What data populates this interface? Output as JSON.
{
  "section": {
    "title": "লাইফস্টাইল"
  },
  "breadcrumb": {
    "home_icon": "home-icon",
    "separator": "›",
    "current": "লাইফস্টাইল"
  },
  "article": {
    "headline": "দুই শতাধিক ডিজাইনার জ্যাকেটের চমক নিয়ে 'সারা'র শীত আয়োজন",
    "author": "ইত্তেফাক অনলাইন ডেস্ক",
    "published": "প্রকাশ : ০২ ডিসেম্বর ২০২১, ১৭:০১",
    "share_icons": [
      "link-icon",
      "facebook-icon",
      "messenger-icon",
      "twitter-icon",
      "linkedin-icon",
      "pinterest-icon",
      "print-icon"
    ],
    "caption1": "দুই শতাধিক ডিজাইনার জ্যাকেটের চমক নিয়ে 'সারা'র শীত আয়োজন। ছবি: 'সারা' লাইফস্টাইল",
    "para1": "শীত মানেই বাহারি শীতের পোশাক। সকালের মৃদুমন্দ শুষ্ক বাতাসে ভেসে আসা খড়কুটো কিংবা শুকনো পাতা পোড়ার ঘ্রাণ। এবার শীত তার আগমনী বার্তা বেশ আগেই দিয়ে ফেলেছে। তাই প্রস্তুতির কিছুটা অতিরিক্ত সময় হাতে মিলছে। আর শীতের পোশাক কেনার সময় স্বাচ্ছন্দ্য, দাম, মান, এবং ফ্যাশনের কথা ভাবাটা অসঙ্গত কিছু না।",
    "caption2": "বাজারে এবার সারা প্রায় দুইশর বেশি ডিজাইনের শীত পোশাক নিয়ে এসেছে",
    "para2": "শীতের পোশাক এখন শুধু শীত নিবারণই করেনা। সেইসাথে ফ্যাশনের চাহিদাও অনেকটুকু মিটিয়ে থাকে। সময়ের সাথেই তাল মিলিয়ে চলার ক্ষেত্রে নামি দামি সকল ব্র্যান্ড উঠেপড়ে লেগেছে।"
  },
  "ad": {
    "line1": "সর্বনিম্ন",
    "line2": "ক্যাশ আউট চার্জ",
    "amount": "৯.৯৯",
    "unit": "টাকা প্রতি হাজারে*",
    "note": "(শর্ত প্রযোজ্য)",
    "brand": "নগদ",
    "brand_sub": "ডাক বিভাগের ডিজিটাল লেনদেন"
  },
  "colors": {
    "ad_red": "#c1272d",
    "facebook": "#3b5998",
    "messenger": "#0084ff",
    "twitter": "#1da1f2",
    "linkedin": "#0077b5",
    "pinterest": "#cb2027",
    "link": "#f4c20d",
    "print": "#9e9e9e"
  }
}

------------------------------------------------------------

# [To do]
Go through the data and return every record exactly.

# [Task output]
What data populates this interface? Output as JSON.
{
  "section": {
    "title": "লাইফস্টাইল"
  },
  "breadcrumb": {
    "home_icon": "home-icon",
    "separator": "›",
    "current": "লাইফস্টাইল"
  },
  "article": {
    "headline": "দুই শতাধিক ডিজাইনার জ্যাকেটের চমক নিয়ে 'সারা'র শীত আয়োজন",
    "author": "ইত্তেফাক অনলাইন ডেস্ক",
    "published": "প্রকাশ : ০২ ডিসেম্বর ২০২১, ১৭:০১",
    "share_icons": [
      "link-icon",
      "facebook-icon",
      "messenger-icon",
      "twitter-icon",
      "linkedin-icon",
      "pinterest-icon",
      "print-icon"
    ],
    "caption1": "দুই শতাধিক ডিজাইনার জ্যাকেটের চমক নিয়ে 'সারা'র শীত আয়োজন। ছবি: 'সারা' লাইফস্টাইল",
    "para1": "শীত মানেই বাহারি শীতের পোশাক। সকালের মৃদুমন্দ শুষ্ক বাতাসে ভেসে আসা খড়কুটো কিংবা শুকনো পাতা পোড়ার ঘ্রাণ। এবার শীত তার আগমনী বার্তা বেশ আগেই দিয়ে ফেলেছে। তাই প্রস্তুতির কিছুটা অতিরিক্ত সময় হাতে মিলছে। আর শীতের পোশাক কেনার সময় স্বাচ্ছন্দ্য, দাম, মান, এবং ফ্যাশনের কথা ভাবাটা অসঙ্গত কিছু না।",
    "caption2": "বাজারে এবার সারা প্রায় দুইশর বেশি ডিজাইনের শীত পোশাক নিয়ে এসেছে",
    "para2": "শীতের পোশাক এখন শুধু শীত নিবারণই করেনা। সেইসাথে ফ্যাশনের চাহিদাও অনেকটুকু মিটিয়ে থাকে। সময়ের সাথেই তাল মিলিয়ে চলার ক্ষেত্রে নামি দামি সকল ব্র্যান্ড উঠেপড়ে লেগেছে।"
  },
  "ad": {
    "line1": "সর্বনিম্ন",
    "line2": "ক্যাশ আউট চার্জ",
    "amount": "৯.৯৯",
    "unit": "টাকা প্রতি হাজারে*",
    "note": "(শর্ত প্রযোজ্য)",
    "brand": "নগদ",
    "brand_sub": "ডাক বিভাগের ডিজিটাল লেনদেন"
  },
  "colors": {
    "ad_red": "#c1272d",
    "facebook": "#3b5998",
    "messenger": "#0084ff",
    "twitter": "#1da1f2",
    "linkedin": "#0077b5",
    "pinterest": "#cb2027",
    "link": "#f4c20d",
    "print": "#9e9e9e"
  }
}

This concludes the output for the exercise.